Stored records

** begin **

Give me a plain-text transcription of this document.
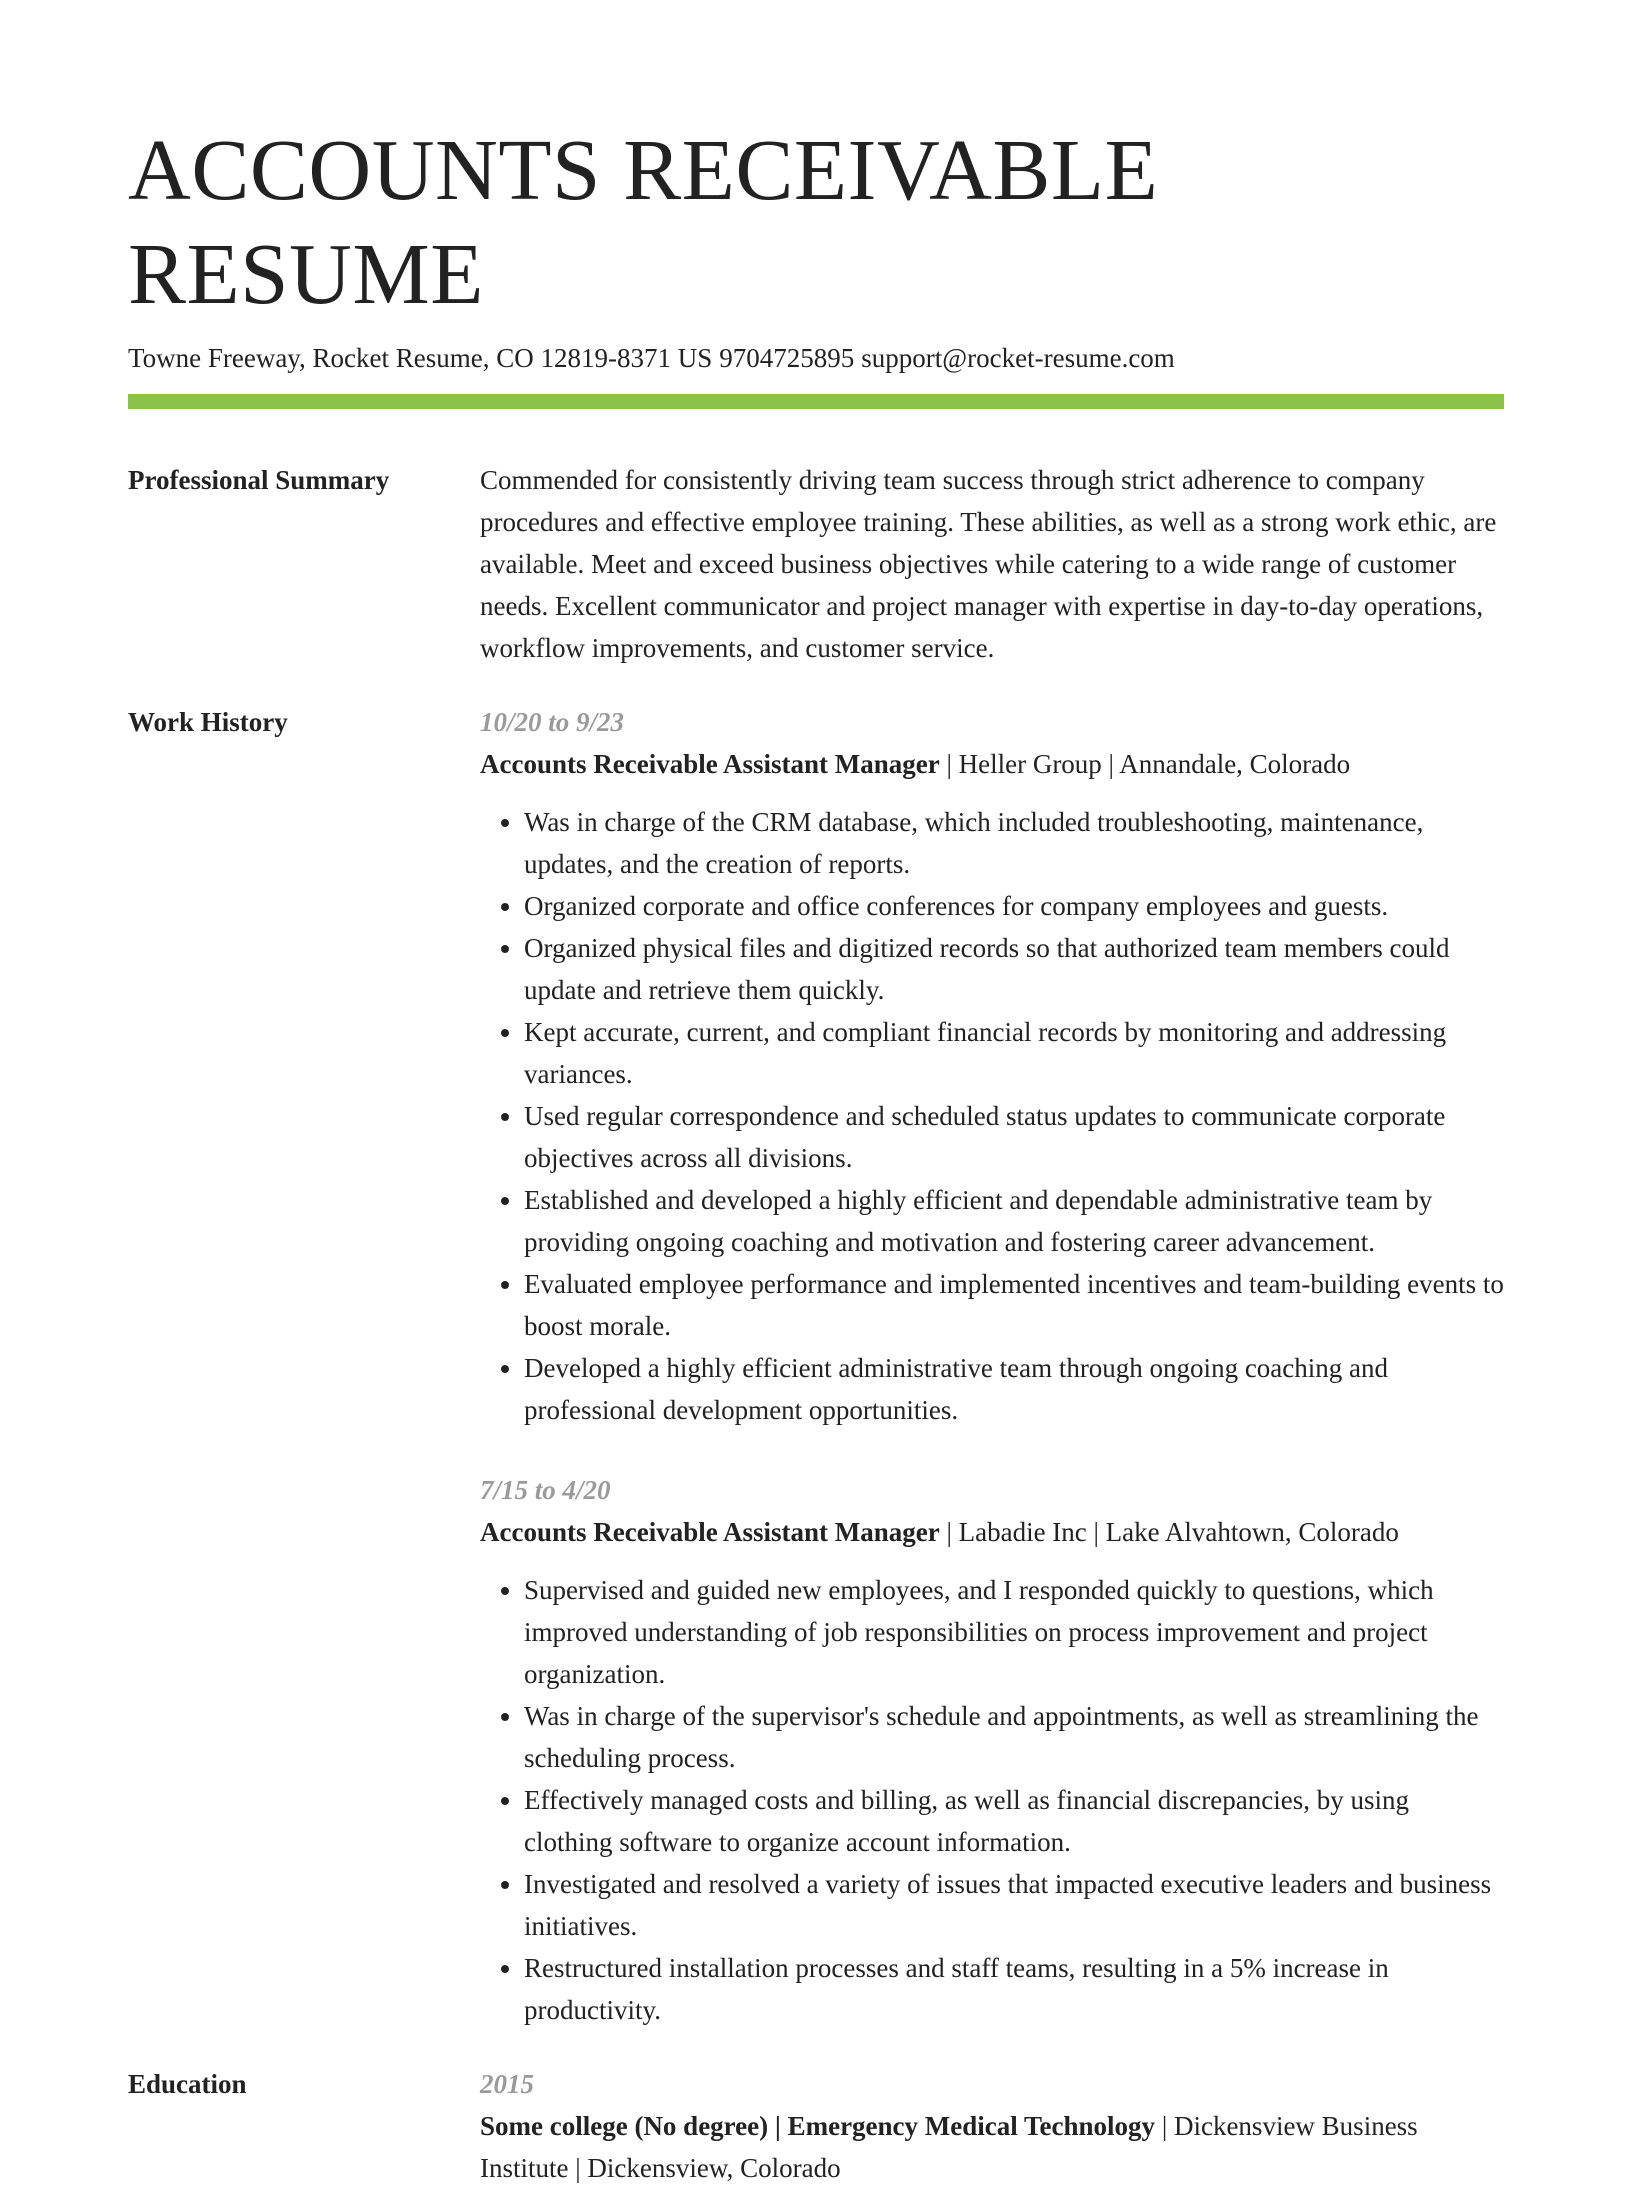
ACCOUNTS RECEIVABLE RESUME
Towne Freeway, Rocket Resume, CO 12819-8371 US 9704725895 support@rocket-resume.com
Professional Summary	Commended for consistently driving team success through strict adherence to company procedures and effective employee training. These abilities, as well as a strong work ethic, are available. Meet and exceed business objectives while catering to a wide range of customer needs. Excellent communicator and project manager with expertise in day-to-day operations, workflow improvements, and customer service.
Work History	10/20 to 9/23
Accounts Receivable Assistant Manager | Heller Group | Annandale, Colorado
• Was in charge of the CRM database, which included troubleshooting, maintenance, updates, and the creation of reports.
• Organized corporate and office conferences for company employees and guests.
• Organized physical files and digitized records so that authorized team members could update and retrieve them quickly.
• Kept accurate, current, and compliant financial records by monitoring and addressing variances.
• Used regular correspondence and scheduled status updates to communicate corporate objectives across all divisions.
• Established and developed a highly efficient and dependable administrative team by providing ongoing coaching and motivation and fostering career advancement.
• Evaluated employee performance and implemented incentives and team-building events to boost morale.
• Developed a highly efficient administrative team through ongoing coaching and professional development opportunities.
7/15 to 4/20
Accounts Receivable Assistant Manager | Labadie Inc | Lake Alvahtown, Colorado
• Supervised and guided new employees, and I responded quickly to questions, which improved understanding of job responsibilities on process improvement and project organization.
• Was in charge of the supervisor's schedule and appointments, as well as streamlining the scheduling process.
• Effectively managed costs and billing, as well as financial discrepancies, by using clothing software to organize account information.
• Investigated and resolved a variety of issues that impacted executive leaders and business initiatives.
• Restructured installation processes and staff teams, resulting in a 5% increase in productivity.
Education	2015
Some college (No degree) | Emergency Medical Technology | Dickensview Business Institute | Dickensview, Colorado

** end **

Exercise goal — Omit the pictures and give the material again, exactly and in full.

Correct result —
Give me a plain-text transcription of this document.
ACCOUNTS RECEIVABLE RESUME
Towne Freeway, Rocket Resume, CO 12819-8371 US 9704725895 support@rocket-resume.com
Professional Summary	Commended for consistently driving team success through strict adherence to company procedures and effective employee training. These abilities, as well as a strong work ethic, are available. Meet and exceed business objectives while catering to a wide range of customer needs. Excellent communicator and project manager with expertise in day-to-day operations, workflow improvements, and customer service.
Work History	10/20 to 9/23
Accounts Receivable Assistant Manager | Heller Group | Annandale, Colorado
• Was in charge of the CRM database, which included troubleshooting, maintenance, updates, and the creation of reports.
• Organized corporate and office conferences for company employees and guests.
• Organized physical files and digitized records so that authorized team members could update and retrieve them quickly.
• Kept accurate, current, and compliant financial records by monitoring and addressing variances.
• Used regular correspondence and scheduled status updates to communicate corporate objectives across all divisions.
• Established and developed a highly efficient and dependable administrative team by providing ongoing coaching and motivation and fostering career advancement.
• Evaluated employee performance and implemented incentives and team-building events to boost morale.
• Developed a highly efficient administrative team through ongoing coaching and professional development opportunities.
7/15 to 4/20
Accounts Receivable Assistant Manager | Labadie Inc | Lake Alvahtown, Colorado
• Supervised and guided new employees, and I responded quickly to questions, which improved understanding of job responsibilities on process improvement and project organization.
• Was in charge of the supervisor's schedule and appointments, as well as streamlining the scheduling process.
• Effectively managed costs and billing, as well as financial discrepancies, by using clothing software to organize account information.
• Investigated and resolved a variety of issues that impacted executive leaders and business initiatives.
• Restructured installation processes and staff teams, resulting in a 5% increase in productivity.
Education	2015
Some college (No degree) | Emergency Medical Technology | Dickensview Business Institute | Dickensview, Colorado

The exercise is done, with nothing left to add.